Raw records

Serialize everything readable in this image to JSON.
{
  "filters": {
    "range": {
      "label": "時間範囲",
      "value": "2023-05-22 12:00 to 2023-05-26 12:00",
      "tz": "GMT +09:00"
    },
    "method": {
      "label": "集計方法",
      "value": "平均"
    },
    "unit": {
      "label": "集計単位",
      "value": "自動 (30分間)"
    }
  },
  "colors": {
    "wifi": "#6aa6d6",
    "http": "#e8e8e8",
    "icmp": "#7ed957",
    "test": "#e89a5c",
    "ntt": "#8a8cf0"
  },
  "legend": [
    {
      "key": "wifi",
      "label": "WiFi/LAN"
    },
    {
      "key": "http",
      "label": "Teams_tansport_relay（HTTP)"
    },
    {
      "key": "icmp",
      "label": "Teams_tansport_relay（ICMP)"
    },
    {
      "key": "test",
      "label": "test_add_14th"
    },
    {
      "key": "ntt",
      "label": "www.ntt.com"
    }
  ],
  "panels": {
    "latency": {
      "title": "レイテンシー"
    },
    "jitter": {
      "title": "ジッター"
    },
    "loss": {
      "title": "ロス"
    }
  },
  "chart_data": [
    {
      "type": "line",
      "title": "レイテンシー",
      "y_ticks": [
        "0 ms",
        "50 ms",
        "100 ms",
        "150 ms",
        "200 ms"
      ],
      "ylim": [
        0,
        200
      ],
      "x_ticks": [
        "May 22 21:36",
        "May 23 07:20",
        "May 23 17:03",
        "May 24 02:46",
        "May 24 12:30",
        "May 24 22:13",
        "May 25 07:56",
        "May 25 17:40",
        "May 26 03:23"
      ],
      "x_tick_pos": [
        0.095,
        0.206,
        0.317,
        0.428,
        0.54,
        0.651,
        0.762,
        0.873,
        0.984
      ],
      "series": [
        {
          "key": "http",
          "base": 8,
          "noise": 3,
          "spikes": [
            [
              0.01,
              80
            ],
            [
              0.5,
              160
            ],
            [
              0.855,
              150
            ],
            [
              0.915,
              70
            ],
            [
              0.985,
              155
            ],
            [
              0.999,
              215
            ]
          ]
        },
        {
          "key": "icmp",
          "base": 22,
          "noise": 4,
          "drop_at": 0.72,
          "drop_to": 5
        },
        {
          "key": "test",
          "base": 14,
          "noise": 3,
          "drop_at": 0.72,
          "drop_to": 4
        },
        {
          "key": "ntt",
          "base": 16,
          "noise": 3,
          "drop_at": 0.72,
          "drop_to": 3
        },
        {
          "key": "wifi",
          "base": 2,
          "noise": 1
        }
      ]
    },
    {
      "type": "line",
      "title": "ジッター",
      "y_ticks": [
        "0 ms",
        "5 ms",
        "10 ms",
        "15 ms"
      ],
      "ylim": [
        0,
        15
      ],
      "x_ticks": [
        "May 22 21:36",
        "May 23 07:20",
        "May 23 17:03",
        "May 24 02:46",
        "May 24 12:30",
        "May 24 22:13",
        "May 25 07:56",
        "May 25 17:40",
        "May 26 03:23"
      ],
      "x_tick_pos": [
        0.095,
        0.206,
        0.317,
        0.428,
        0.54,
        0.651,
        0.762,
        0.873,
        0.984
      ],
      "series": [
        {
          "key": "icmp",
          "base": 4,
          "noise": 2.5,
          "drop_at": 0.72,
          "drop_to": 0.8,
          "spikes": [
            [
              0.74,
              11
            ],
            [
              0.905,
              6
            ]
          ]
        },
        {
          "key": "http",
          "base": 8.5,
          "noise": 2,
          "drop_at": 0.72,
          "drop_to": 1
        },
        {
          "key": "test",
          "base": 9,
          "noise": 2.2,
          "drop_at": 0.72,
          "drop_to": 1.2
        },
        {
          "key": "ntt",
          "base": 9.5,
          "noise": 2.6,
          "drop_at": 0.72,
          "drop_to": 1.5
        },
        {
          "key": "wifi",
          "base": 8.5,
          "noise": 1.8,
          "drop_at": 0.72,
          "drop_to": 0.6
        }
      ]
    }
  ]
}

#### Short task:
Output all records verbatim.

#### Response to this exercise:
Serialize everything readable in this image to JSON.
{
  "filters": {
    "range": {
      "label": "時間範囲",
      "value": "2023-05-22 12:00 to 2023-05-26 12:00",
      "tz": "GMT +09:00"
    },
    "method": {
      "label": "集計方法",
      "value": "平均"
    },
    "unit": {
      "label": "集計単位",
      "value": "自動 (30分間)"
    }
  },
  "colors": {
    "wifi": "#6aa6d6",
    "http": "#e8e8e8",
    "icmp": "#7ed957",
    "test": "#e89a5c",
    "ntt": "#8a8cf0"
  },
  "legend": [
    {
      "key": "wifi",
      "label": "WiFi/LAN"
    },
    {
      "key": "http",
      "label": "Teams_tansport_relay（HTTP)"
    },
    {
      "key": "icmp",
      "label": "Teams_tansport_relay（ICMP)"
    },
    {
      "key": "test",
      "label": "test_add_14th"
    },
    {
      "key": "ntt",
      "label": "www.ntt.com"
    }
  ],
  "panels": {
    "latency": {
      "title": "レイテンシー"
    },
    "jitter": {
      "title": "ジッター"
    },
    "loss": {
      "title": "ロス"
    }
  },
  "chart_data": [
    {
      "type": "line",
      "title": "レイテンシー",
      "y_ticks": [
        "0 ms",
        "50 ms",
        "100 ms",
        "150 ms",
        "200 ms"
      ],
      "ylim": [
        0,
        200
      ],
      "x_ticks": [
        "May 22 21:36",
        "May 23 07:20",
        "May 23 17:03",
        "May 24 02:46",
        "May 24 12:30",
        "May 24 22:13",
        "May 25 07:56",
        "May 25 17:40",
        "May 26 03:23"
      ],
      "x_tick_pos": [
        0.095,
        0.206,
        0.317,
        0.428,
        0.54,
        0.651,
        0.762,
        0.873,
        0.984
      ],
      "series": [
        {
          "key": "http",
          "base": 8,
          "noise": 3,
          "spikes": [
            [
              0.01,
              80
            ],
            [
              0.5,
              160
            ],
            [
              0.855,
              150
            ],
            [
              0.915,
              70
            ],
            [
              0.985,
              155
            ],
            [
              0.999,
              215
            ]
          ]
        },
        {
          "key": "icmp",
          "base": 22,
          "noise": 4,
          "drop_at": 0.72,
          "drop_to": 5
        },
        {
          "key": "test",
          "base": 14,
          "noise": 3,
          "drop_at": 0.72,
          "drop_to": 4
        },
        {
          "key": "ntt",
          "base": 16,
          "noise": 3,
          "drop_at": 0.72,
          "drop_to": 3
        },
        {
          "key": "wifi",
          "base": 2,
          "noise": 1
        }
      ]
    },
    {
      "type": "line",
      "title": "ジッター",
      "y_ticks": [
        "0 ms",
        "5 ms",
        "10 ms",
        "15 ms"
      ],
      "ylim": [
        0,
        15
      ],
      "x_ticks": [
        "May 22 21:36",
        "May 23 07:20",
        "May 23 17:03",
        "May 24 02:46",
        "May 24 12:30",
        "May 24 22:13",
        "May 25 07:56",
        "May 25 17:40",
        "May 26 03:23"
      ],
      "x_tick_pos": [
        0.095,
        0.206,
        0.317,
        0.428,
        0.54,
        0.651,
        0.762,
        0.873,
        0.984
      ],
      "series": [
        {
          "key": "icmp",
          "base": 4,
          "noise": 2.5,
          "drop_at": 0.72,
          "drop_to": 0.8,
          "spikes": [
            [
              0.74,
              11
            ],
            [
              0.905,
              6
            ]
          ]
        },
        {
          "key": "http",
          "base": 8.5,
          "noise": 2,
          "drop_at": 0.72,
          "drop_to": 1
        },
        {
          "key": "test",
          "base": 9,
          "noise": 2.2,
          "drop_at": 0.72,
          "drop_to": 1.2
        },
        {
          "key": "ntt",
          "base": 9.5,
          "noise": 2.6,
          "drop_at": 0.72,
          "drop_to": 1.5
        },
        {
          "key": "wifi",
          "base": 8.5,
          "noise": 1.8,
          "drop_at": 0.72,
          "drop_to": 0.6
        }
      ]
    }
  ]
}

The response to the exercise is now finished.